start Provided material

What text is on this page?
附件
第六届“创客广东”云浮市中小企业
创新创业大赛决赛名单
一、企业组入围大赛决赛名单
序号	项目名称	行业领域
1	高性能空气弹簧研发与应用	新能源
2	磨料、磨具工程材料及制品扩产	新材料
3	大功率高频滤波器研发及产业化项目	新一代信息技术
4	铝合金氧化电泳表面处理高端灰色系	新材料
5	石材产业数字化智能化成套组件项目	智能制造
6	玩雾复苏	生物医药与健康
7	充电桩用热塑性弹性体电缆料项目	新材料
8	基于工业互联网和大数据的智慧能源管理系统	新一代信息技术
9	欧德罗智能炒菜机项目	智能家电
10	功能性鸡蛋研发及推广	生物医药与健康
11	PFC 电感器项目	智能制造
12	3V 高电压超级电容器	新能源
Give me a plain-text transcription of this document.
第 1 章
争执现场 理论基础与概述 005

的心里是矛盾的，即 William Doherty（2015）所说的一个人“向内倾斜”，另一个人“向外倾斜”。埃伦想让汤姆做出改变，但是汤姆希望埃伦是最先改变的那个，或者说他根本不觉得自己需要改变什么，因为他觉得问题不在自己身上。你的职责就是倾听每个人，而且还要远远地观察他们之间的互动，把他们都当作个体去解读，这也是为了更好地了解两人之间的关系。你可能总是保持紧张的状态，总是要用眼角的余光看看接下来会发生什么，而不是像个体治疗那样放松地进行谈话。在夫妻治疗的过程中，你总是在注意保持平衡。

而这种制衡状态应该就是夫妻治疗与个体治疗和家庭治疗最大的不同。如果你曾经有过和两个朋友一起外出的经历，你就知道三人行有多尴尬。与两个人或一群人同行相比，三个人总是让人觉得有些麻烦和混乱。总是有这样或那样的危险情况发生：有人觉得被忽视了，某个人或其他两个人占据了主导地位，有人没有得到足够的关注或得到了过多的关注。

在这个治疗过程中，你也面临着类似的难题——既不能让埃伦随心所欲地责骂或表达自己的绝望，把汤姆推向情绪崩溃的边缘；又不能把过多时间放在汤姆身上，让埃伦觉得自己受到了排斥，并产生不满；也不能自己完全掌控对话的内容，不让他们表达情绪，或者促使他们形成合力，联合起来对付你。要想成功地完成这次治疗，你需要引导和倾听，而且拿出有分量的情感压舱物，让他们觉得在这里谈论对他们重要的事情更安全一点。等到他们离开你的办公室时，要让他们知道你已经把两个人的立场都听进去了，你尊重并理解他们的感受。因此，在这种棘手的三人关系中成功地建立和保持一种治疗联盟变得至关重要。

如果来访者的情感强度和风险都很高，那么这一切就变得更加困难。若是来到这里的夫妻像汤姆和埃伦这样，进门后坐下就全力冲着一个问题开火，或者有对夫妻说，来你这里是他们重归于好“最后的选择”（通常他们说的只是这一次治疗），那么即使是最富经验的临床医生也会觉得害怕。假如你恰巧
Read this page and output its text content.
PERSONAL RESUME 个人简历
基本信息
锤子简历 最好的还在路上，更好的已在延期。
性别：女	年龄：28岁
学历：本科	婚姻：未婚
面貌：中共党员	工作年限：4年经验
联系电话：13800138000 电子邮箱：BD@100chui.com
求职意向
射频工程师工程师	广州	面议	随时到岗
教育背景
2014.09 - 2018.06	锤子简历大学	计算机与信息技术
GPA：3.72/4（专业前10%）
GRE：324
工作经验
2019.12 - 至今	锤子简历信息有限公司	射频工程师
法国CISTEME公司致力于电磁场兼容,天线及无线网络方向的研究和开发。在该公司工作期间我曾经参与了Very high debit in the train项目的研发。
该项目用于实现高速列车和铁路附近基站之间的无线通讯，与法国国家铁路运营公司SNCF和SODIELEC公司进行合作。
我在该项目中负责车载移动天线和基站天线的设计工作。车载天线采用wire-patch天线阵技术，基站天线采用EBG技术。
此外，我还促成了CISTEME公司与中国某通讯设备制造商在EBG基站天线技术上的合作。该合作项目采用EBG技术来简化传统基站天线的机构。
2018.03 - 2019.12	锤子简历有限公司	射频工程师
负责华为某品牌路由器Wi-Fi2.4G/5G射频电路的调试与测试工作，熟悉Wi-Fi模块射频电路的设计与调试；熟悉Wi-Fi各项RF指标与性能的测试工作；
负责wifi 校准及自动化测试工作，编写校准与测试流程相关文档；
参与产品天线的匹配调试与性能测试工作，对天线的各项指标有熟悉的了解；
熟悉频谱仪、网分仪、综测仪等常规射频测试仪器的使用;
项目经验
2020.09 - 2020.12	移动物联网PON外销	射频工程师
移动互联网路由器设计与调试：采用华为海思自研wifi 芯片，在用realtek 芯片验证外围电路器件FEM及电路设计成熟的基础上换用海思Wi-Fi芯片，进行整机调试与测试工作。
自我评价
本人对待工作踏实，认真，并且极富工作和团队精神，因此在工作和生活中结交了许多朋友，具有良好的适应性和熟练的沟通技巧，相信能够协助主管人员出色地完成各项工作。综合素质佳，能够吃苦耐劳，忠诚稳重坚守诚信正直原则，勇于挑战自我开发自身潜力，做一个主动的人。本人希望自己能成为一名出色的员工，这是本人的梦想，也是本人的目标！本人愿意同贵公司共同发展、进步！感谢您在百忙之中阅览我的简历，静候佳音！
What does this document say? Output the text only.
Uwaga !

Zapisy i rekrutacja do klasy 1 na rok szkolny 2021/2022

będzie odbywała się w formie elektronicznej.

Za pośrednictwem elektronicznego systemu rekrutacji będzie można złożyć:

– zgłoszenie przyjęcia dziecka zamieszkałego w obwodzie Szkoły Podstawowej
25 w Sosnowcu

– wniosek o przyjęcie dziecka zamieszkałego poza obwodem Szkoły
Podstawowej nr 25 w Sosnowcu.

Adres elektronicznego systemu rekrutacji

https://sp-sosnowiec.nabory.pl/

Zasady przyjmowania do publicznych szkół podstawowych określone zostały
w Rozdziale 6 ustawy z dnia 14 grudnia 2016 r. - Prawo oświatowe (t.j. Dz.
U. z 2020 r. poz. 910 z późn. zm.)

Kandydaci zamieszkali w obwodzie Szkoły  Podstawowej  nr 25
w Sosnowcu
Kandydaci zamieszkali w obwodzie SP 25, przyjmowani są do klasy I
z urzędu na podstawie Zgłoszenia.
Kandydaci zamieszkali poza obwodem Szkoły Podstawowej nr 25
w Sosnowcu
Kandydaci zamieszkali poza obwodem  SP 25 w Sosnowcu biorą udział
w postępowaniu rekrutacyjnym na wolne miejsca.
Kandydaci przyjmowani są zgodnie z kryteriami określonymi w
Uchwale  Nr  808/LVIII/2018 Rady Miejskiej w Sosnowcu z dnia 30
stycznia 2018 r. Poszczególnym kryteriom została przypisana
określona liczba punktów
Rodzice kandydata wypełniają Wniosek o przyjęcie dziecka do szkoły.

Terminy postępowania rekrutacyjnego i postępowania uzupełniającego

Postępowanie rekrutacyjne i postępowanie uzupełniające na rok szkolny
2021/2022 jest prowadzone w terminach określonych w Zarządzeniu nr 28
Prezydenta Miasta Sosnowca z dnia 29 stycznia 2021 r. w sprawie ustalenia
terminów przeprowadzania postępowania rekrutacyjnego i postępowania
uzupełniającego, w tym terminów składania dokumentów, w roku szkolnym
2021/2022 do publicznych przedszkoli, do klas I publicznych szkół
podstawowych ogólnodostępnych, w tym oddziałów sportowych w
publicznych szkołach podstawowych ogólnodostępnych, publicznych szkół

end Provided material

_Job_
Would you write down every record again, exactly?

_Solution to this problem_
What text is on this page?
附件
第六届“创客广东”云浮市中小企业
创新创业大赛决赛名单
一、企业组入围大赛决赛名单
序号	项目名称	行业领域
1	高性能空气弹簧研发与应用	新能源
2	磨料、磨具工程材料及制品扩产	新材料
3	大功率高频滤波器研发及产业化项目	新一代信息技术
4	铝合金氧化电泳表面处理高端灰色系	新材料
5	石材产业数字化智能化成套组件项目	智能制造
6	玩雾复苏	生物医药与健康
7	充电桩用热塑性弹性体电缆料项目	新材料
8	基于工业互联网和大数据的智慧能源管理系统	新一代信息技术
9	欧德罗智能炒菜机项目	智能家电
10	功能性鸡蛋研发及推广	生物医药与健康
11	PFC 电感器项目	智能制造
12	3V 高电压超级电容器	新能源
Give me a plain-text transcription of this document.
第 1 章
争执现场 理论基础与概述 005

的心里是矛盾的，即 William Doherty（2015）所说的一个人“向内倾斜”，另一个人“向外倾斜”。埃伦想让汤姆做出改变，但是汤姆希望埃伦是最先改变的那个，或者说他根本不觉得自己需要改变什么，因为他觉得问题不在自己身上。你的职责就是倾听每个人，而且还要远远地观察他们之间的互动，把他们都当作个体去解读，这也是为了更好地了解两人之间的关系。你可能总是保持紧张的状态，总是要用眼角的余光看看接下来会发生什么，而不是像个体治疗那样放松地进行谈话。在夫妻治疗的过程中，你总是在注意保持平衡。

而这种制衡状态应该就是夫妻治疗与个体治疗和家庭治疗最大的不同。如果你曾经有过和两个朋友一起外出的经历，你就知道三人行有多尴尬。与两个人或一群人同行相比，三个人总是让人觉得有些麻烦和混乱。总是有这样或那样的危险情况发生：有人觉得被忽视了，某个人或其他两个人占据了主导地位，有人没有得到足够的关注或得到了过多的关注。

在这个治疗过程中，你也面临着类似的难题——既不能让埃伦随心所欲地责骂或表达自己的绝望，把汤姆推向情绪崩溃的边缘；又不能把过多时间放在汤姆身上，让埃伦觉得自己受到了排斥，并产生不满；也不能自己完全掌控对话的内容，不让他们表达情绪，或者促使他们形成合力，联合起来对付你。要想成功地完成这次治疗，你需要引导和倾听，而且拿出有分量的情感压舱物，让他们觉得在这里谈论对他们重要的事情更安全一点。等到他们离开你的办公室时，要让他们知道你已经把两个人的立场都听进去了，你尊重并理解他们的感受。因此，在这种棘手的三人关系中成功地建立和保持一种治疗联盟变得至关重要。

如果来访者的情感强度和风险都很高，那么这一切就变得更加困难。若是来到这里的夫妻像汤姆和埃伦这样，进门后坐下就全力冲着一个问题开火，或者有对夫妻说，来你这里是他们重归于好“最后的选择”（通常他们说的只是这一次治疗），那么即使是最富经验的临床医生也会觉得害怕。假如你恰巧
Read this page and output its text content.
PERSONAL RESUME 个人简历
基本信息
锤子简历 最好的还在路上，更好的已在延期。
性别：女	年龄：28岁
学历：本科	婚姻：未婚
面貌：中共党员	工作年限：4年经验
联系电话：13800138000 电子邮箱：BD@100chui.com
求职意向
射频工程师工程师	广州	面议	随时到岗
教育背景
2014.09 - 2018.06	锤子简历大学	计算机与信息技术
GPA：3.72/4（专业前10%）
GRE：324
工作经验
2019.12 - 至今	锤子简历信息有限公司	射频工程师
法国CISTEME公司致力于电磁场兼容,天线及无线网络方向的研究和开发。在该公司工作期间我曾经参与了Very high debit in the train项目的研发。
该项目用于实现高速列车和铁路附近基站之间的无线通讯，与法国国家铁路运营公司SNCF和SODIELEC公司进行合作。
我在该项目中负责车载移动天线和基站天线的设计工作。车载天线采用wire-patch天线阵技术，基站天线采用EBG技术。
此外，我还促成了CISTEME公司与中国某通讯设备制造商在EBG基站天线技术上的合作。该合作项目采用EBG技术来简化传统基站天线的机构。
2018.03 - 2019.12	锤子简历有限公司	射频工程师
负责华为某品牌路由器Wi-Fi2.4G/5G射频电路的调试与测试工作，熟悉Wi-Fi模块射频电路的设计与调试；熟悉Wi-Fi各项RF指标与性能的测试工作；
负责wifi 校准及自动化测试工作，编写校准与测试流程相关文档；
参与产品天线的匹配调试与性能测试工作，对天线的各项指标有熟悉的了解；
熟悉频谱仪、网分仪、综测仪等常规射频测试仪器的使用;
项目经验
2020.09 - 2020.12	移动物联网PON外销	射频工程师
移动互联网路由器设计与调试：采用华为海思自研wifi 芯片，在用realtek 芯片验证外围电路器件FEM及电路设计成熟的基础上换用海思Wi-Fi芯片，进行整机调试与测试工作。
自我评价
本人对待工作踏实，认真，并且极富工作和团队精神，因此在工作和生活中结交了许多朋友，具有良好的适应性和熟练的沟通技巧，相信能够协助主管人员出色地完成各项工作。综合素质佳，能够吃苦耐劳，忠诚稳重坚守诚信正直原则，勇于挑战自我开发自身潜力，做一个主动的人。本人希望自己能成为一名出色的员工，这是本人的梦想，也是本人的目标！本人愿意同贵公司共同发展、进步！感谢您在百忙之中阅览我的简历，静候佳音！
What does this document say? Output the text only.
Uwaga !

Zapisy i rekrutacja do klasy 1 na rok szkolny 2021/2022

będzie odbywała się w formie elektronicznej.

Za pośrednictwem elektronicznego systemu rekrutacji będzie można złożyć:

– zgłoszenie przyjęcia dziecka zamieszkałego w obwodzie Szkoły Podstawowej
25 w Sosnowcu

– wniosek o przyjęcie dziecka zamieszkałego poza obwodem Szkoły
Podstawowej nr 25 w Sosnowcu.

Adres elektronicznego systemu rekrutacji

https://sp-sosnowiec.nabory.pl/

Zasady przyjmowania do publicznych szkół podstawowych określone zostały
w Rozdziale 6 ustawy z dnia 14 grudnia 2016 r. - Prawo oświatowe (t.j. Dz.
U. z 2020 r. poz. 910 z późn. zm.)

Kandydaci zamieszkali w obwodzie Szkoły  Podstawowej  nr 25
w Sosnowcu
Kandydaci zamieszkali w obwodzie SP 25, przyjmowani są do klasy I
z urzędu na podstawie Zgłoszenia.
Kandydaci zamieszkali poza obwodem Szkoły Podstawowej nr 25
w Sosnowcu
Kandydaci zamieszkali poza obwodem  SP 25 w Sosnowcu biorą udział
w postępowaniu rekrutacyjnym na wolne miejsca.
Kandydaci przyjmowani są zgodnie z kryteriami określonymi w
Uchwale  Nr  808/LVIII/2018 Rady Miejskiej w Sosnowcu z dnia 30
stycznia 2018 r. Poszczególnym kryteriom została przypisana
określona liczba punktów
Rodzice kandydata wypełniają Wniosek o przyjęcie dziecka do szkoły.

Terminy postępowania rekrutacyjnego i postępowania uzupełniającego

Postępowanie rekrutacyjne i postępowanie uzupełniające na rok szkolny
2021/2022 jest prowadzone w terminach określonych w Zarządzeniu nr 28
Prezydenta Miasta Sosnowca z dnia 29 stycznia 2021 r. w sprawie ustalenia
terminów przeprowadzania postępowania rekrutacyjnego i postępowania
uzupełniającego, w tym terminów składania dokumentów, w roku szkolnym
2021/2022 do publicznych przedszkoli, do klas I publicznych szkół
podstawowych ogólnodostępnych, w tym oddziałów sportowych w
publicznych szkołach podstawowych ogólnodostępnych, publicznych szkół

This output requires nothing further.